SHORT EXERCISE: Go through the lines below and copy each one that holds the string "title".

┄┄┄┄┄┄┄┄┄┄

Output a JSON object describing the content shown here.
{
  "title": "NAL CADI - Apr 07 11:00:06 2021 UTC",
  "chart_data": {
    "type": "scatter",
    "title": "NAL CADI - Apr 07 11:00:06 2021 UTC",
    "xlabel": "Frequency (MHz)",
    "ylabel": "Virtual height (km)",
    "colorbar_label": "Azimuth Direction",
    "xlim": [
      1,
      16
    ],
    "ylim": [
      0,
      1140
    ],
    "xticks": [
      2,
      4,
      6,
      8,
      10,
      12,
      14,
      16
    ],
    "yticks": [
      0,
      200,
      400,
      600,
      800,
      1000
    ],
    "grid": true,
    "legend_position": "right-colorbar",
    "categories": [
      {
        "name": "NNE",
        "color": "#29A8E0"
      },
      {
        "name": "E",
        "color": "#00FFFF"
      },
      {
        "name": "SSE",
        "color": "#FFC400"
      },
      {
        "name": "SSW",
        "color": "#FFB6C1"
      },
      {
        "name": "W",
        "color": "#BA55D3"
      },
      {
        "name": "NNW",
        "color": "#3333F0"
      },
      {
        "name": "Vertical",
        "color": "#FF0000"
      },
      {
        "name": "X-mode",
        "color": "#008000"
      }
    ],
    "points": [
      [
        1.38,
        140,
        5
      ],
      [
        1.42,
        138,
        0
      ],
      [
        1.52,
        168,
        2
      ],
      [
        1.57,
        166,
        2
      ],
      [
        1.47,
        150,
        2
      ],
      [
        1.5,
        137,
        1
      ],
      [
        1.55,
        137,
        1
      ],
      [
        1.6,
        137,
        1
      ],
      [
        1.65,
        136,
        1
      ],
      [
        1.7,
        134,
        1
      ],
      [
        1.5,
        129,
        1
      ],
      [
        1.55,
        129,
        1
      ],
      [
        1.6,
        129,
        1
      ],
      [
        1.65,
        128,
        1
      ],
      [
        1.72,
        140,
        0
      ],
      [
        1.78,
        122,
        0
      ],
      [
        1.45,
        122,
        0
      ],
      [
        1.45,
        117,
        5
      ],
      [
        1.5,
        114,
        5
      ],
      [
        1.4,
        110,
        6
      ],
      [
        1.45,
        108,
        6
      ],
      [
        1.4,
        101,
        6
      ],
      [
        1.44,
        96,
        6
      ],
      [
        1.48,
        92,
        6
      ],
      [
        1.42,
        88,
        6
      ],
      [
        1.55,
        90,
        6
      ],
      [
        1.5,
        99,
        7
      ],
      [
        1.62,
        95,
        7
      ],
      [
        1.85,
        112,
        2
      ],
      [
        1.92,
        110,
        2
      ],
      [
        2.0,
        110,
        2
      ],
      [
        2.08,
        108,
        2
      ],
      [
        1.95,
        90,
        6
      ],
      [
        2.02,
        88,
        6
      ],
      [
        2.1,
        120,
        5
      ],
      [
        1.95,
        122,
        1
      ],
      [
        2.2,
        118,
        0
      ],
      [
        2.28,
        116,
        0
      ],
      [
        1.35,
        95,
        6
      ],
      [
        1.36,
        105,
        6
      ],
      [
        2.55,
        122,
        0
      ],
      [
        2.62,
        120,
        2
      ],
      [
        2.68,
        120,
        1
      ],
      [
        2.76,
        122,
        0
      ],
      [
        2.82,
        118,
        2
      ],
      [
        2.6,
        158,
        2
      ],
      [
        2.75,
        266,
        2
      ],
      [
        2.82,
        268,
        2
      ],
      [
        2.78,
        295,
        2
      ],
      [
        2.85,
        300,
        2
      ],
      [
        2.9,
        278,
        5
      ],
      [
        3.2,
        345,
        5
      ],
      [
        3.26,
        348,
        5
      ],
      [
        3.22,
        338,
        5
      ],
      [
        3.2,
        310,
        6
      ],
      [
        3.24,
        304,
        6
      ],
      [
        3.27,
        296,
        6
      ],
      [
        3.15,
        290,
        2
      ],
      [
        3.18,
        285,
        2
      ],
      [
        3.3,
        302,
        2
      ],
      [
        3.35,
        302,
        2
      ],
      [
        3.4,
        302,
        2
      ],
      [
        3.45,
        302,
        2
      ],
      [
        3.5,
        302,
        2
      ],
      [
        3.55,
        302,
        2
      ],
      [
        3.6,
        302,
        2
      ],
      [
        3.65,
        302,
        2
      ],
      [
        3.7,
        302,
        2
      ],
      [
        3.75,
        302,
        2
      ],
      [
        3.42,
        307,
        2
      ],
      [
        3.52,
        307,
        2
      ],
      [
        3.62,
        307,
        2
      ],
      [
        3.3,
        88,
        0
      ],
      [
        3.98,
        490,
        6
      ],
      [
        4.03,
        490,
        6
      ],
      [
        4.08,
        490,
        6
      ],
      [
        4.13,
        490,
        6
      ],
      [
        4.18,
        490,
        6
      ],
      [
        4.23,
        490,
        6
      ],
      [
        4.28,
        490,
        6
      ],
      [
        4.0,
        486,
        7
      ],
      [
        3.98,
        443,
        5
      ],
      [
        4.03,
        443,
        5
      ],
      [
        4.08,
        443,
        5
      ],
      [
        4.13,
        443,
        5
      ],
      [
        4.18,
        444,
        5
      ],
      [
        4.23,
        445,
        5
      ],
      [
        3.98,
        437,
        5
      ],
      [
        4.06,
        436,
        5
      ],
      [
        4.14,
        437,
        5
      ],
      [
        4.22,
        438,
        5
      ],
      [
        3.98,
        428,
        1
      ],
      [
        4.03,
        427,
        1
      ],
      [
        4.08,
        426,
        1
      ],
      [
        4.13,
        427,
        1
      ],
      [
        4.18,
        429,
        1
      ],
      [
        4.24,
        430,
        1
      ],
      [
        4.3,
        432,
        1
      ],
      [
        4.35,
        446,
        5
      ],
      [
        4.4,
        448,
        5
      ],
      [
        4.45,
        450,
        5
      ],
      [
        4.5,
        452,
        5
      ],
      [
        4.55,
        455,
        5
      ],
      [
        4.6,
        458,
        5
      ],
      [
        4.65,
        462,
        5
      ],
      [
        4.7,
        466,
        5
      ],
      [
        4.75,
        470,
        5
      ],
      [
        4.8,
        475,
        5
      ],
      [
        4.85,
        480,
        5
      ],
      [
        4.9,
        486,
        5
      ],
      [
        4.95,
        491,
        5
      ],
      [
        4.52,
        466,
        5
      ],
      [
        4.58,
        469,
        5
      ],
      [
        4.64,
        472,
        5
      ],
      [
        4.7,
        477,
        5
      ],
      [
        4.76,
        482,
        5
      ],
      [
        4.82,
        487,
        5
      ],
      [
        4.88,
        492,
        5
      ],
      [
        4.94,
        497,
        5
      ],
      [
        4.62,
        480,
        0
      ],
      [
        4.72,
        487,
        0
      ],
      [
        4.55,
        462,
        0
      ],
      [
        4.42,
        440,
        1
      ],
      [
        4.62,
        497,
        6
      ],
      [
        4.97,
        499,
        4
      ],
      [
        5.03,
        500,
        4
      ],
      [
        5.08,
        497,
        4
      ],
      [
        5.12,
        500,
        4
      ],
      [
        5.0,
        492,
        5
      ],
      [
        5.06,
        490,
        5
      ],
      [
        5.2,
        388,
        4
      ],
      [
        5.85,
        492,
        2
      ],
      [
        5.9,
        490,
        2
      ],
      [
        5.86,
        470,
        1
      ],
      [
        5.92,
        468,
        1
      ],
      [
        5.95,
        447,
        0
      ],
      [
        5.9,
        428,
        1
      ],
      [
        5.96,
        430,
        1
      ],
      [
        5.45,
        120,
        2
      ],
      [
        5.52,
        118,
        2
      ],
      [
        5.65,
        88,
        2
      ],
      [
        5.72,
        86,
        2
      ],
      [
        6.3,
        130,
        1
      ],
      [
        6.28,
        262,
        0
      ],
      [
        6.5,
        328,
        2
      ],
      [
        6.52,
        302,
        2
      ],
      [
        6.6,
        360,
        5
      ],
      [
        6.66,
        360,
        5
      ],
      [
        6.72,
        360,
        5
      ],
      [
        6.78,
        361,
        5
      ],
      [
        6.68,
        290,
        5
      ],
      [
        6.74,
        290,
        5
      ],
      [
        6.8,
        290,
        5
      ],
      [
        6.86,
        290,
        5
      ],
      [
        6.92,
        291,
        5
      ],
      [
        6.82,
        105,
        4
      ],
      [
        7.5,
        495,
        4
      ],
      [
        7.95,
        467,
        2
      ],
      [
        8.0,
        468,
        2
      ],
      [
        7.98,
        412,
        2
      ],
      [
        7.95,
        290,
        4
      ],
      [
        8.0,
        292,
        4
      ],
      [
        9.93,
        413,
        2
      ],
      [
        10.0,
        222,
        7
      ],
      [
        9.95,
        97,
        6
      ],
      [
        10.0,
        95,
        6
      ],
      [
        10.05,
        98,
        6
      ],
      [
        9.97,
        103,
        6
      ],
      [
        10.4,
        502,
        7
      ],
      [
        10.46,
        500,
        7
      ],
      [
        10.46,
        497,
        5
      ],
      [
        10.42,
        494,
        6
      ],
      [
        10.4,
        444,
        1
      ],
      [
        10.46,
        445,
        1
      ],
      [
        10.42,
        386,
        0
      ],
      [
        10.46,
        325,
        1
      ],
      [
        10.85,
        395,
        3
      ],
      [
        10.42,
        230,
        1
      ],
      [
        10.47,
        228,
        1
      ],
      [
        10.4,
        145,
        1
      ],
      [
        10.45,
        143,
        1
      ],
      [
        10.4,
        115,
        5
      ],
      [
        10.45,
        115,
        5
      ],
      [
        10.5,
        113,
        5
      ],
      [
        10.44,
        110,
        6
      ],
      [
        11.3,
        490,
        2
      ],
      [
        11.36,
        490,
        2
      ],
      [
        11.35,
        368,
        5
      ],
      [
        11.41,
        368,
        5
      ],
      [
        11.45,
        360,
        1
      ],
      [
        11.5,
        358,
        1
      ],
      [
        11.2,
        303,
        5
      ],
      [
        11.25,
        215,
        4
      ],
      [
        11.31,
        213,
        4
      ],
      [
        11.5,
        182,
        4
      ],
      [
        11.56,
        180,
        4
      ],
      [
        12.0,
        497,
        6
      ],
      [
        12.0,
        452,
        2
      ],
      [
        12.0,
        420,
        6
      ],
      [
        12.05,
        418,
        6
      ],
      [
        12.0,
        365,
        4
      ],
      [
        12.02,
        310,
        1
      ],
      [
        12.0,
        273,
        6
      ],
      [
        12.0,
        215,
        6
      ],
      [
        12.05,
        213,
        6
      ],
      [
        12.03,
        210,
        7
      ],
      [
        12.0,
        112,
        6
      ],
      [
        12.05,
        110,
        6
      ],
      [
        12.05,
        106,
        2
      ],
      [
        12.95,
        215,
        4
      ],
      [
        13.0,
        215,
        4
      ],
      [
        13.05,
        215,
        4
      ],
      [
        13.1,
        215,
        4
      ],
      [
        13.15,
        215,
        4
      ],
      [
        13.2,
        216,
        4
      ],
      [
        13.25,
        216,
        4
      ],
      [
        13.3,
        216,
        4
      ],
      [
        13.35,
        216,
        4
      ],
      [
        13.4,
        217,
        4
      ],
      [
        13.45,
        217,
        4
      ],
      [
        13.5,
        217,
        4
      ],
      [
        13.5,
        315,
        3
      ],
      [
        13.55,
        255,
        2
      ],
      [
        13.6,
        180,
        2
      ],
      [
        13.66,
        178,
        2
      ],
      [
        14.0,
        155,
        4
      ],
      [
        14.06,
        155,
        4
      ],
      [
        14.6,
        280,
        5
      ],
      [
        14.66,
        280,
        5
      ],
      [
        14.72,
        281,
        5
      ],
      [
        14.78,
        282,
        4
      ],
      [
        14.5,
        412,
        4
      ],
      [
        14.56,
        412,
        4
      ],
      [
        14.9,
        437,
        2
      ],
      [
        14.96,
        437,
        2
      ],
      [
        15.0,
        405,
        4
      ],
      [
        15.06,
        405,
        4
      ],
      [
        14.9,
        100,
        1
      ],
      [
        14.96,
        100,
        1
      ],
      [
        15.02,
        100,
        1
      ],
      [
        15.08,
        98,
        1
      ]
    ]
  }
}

┄┄┄┄┄┄┄┄┄┄

EXERCISE OUTPUT:
  "title": "NAL CADI - Apr 07 11:00:06 2021 UTC",
    "title": "NAL CADI - Apr 07 11:00:06 2021 UTC",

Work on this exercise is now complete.